**TASK BRIEF**
Extract the lines that hold the string "rằng".

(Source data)
---

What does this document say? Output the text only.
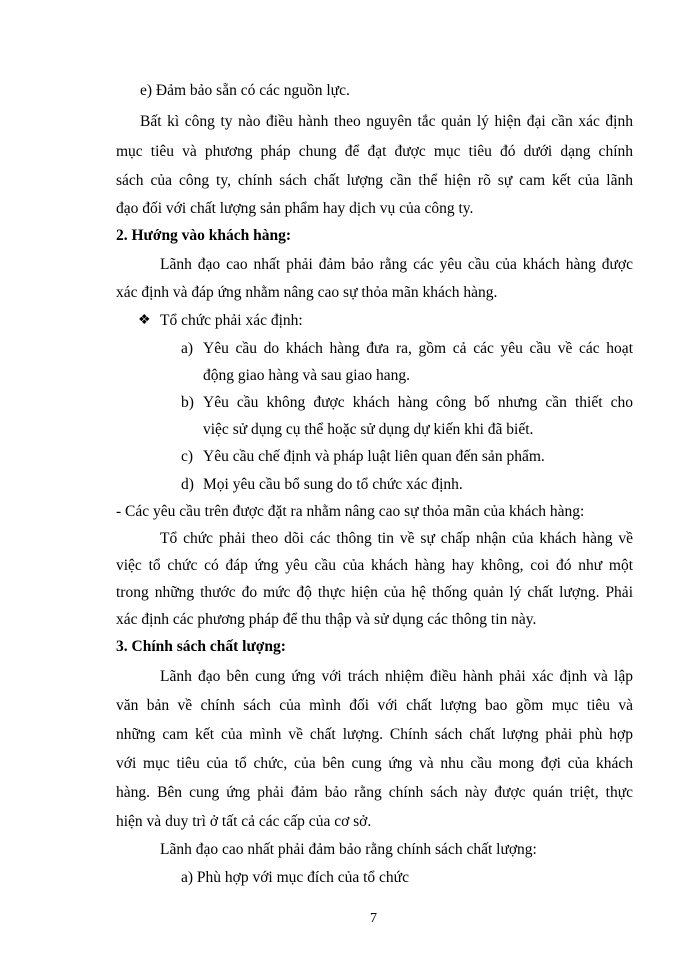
e) Đảm bảo sẵn có các nguồn lực.
Bất kì công ty nào điều hành theo nguyên tắc quản lý hiện đại cần xác định
mục tiêu và phương pháp chung để đạt được mục tiêu đó dưới dạng chính
sách của công ty, chính sách chất lượng cần thể hiện rõ sự cam kết của lãnh
đạo đối với chất lượng sản phẩm hay dịch vụ của công ty.
2. Hướng vào khách hàng:
Lãnh đạo cao nhất phải đảm bảo rằng các yêu cầu của khách hàng được
xác định và đáp ứng nhằm nâng cao sự thỏa mãn khách hàng.
❖ Tổ chức phải xác định:
a) Yêu cầu do khách hàng đưa ra, gồm cả các yêu cầu về các hoạt
động giao hàng và sau giao hang.
b) Yêu cầu không được khách hàng công bố nhưng cần thiết cho
việc sử dụng cụ thể hoặc sử dụng dự kiến khi đã biết.
c) Yêu cầu chế định và pháp luật liên quan đến sản phẩm.
d) Mọi yêu cầu bổ sung do tổ chức xác định.
- Các yêu cầu trên được đặt ra nhằm nâng cao sự thỏa mãn của khách hàng:
Tổ chức phải theo dõi các thông tin về sự chấp nhận của khách hàng về
việc tổ chức có đáp ứng yêu cầu của khách hàng hay không, coi đó như một
trong những thước đo mức độ thực hiện của hệ thống quản lý chất lượng. Phải
xác định các phương pháp để thu thập và sử dụng các thông tin này.
3. Chính sách chất lượng:
Lãnh đạo bên cung ứng với trách nhiệm điều hành phải xác định và lập
văn bản về chính sách của mình đối với chất lượng bao gồm mục tiêu và
những cam kết của mình về chất lượng. Chính sách chất lượng phải phù hợp
với mục tiêu của tổ chức, của bên cung ứng và nhu cầu mong đợi của khách
hàng. Bên cung ứng phải đảm bảo rằng chính sách này được quán triệt, thực
hiện và duy trì ở tất cả các cấp của cơ sở.
Lãnh đạo cao nhất phải đảm bảo rằng chính sách chất lượng:
a) Phù hợp với mục đích của tổ chức
7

---

**COMPLETED TASK**
Lãnh đạo cao nhất phải đảm bảo rằng các yêu cầu của khách hàng được
hàng. Bên cung ứng phải đảm bảo rằng chính sách này được quán triệt, thực
Lãnh đạo cao nhất phải đảm bảo rằng chính sách chất lượng:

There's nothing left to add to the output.